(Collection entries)
================

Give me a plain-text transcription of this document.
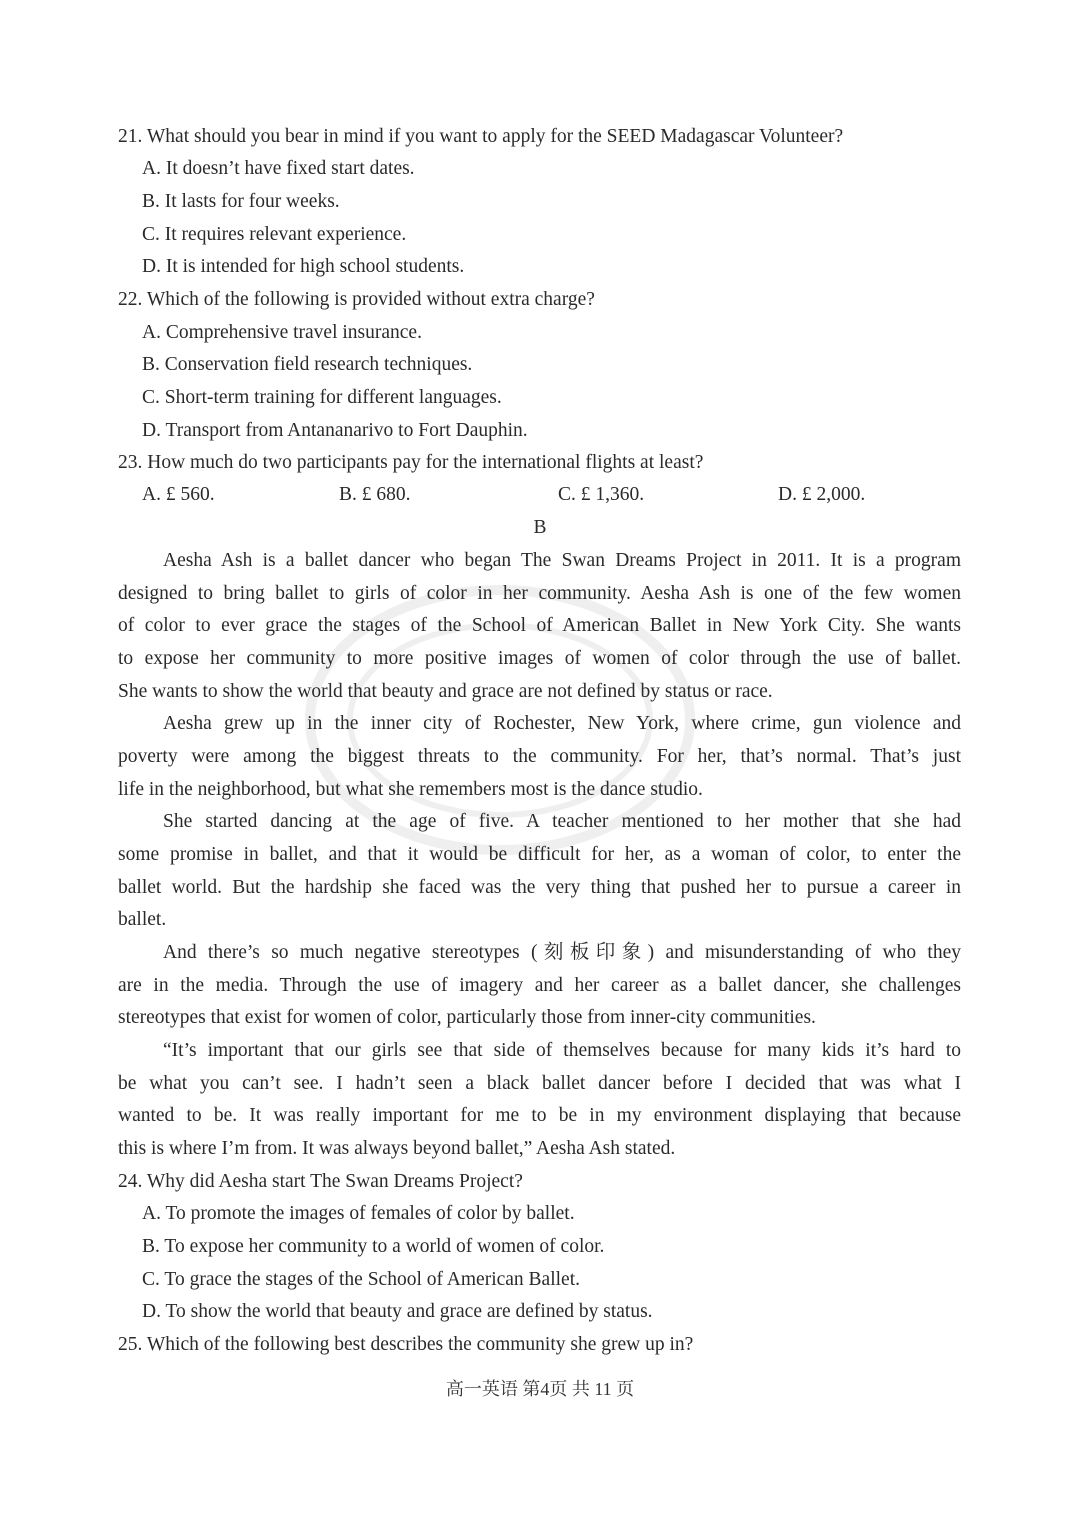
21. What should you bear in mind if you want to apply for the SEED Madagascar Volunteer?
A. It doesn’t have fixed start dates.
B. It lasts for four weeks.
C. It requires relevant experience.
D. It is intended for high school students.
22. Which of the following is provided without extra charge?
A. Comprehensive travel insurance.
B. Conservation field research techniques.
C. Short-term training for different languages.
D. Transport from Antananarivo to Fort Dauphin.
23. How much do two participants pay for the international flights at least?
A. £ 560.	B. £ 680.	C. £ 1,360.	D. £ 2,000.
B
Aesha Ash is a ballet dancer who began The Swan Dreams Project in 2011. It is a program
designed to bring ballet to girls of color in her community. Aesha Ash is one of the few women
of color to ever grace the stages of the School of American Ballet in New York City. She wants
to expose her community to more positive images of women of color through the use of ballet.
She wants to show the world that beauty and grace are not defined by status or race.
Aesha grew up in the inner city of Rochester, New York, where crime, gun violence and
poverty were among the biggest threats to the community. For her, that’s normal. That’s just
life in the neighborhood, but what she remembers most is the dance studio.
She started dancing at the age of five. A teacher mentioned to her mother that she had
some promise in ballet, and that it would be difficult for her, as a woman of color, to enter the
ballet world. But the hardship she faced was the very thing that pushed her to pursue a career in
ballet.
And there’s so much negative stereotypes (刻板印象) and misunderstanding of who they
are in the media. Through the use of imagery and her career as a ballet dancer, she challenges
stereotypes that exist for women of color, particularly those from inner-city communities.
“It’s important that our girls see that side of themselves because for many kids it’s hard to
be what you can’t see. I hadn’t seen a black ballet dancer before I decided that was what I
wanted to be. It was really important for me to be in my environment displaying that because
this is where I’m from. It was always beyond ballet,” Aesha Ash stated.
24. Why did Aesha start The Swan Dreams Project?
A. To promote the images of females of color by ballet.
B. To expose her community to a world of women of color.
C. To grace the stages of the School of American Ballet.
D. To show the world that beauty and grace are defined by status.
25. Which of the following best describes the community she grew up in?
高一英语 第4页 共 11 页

================

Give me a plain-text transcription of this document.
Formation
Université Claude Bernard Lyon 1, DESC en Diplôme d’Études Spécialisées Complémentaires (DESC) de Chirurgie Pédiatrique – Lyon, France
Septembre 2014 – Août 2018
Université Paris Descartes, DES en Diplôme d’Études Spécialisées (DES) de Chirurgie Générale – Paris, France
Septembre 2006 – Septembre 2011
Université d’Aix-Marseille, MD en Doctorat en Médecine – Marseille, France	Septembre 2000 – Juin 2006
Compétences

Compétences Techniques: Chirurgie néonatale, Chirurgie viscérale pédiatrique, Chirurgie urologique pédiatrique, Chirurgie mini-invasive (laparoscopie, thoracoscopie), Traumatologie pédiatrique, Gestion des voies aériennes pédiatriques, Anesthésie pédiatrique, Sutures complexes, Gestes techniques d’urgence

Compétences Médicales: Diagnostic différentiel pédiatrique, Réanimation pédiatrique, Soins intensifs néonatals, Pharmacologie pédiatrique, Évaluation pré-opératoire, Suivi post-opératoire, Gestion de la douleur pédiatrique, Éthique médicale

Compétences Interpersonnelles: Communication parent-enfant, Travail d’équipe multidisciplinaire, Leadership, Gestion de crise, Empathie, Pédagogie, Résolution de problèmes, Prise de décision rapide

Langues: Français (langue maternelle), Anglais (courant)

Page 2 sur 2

================

## Problem description
Copy every line of the entries above in which "important" occurs.

## Full answer
“It’s important that our girls see that side of themselves because for many kids it’s hard to
wanted to be. It was really important for me to be in my environment displaying that because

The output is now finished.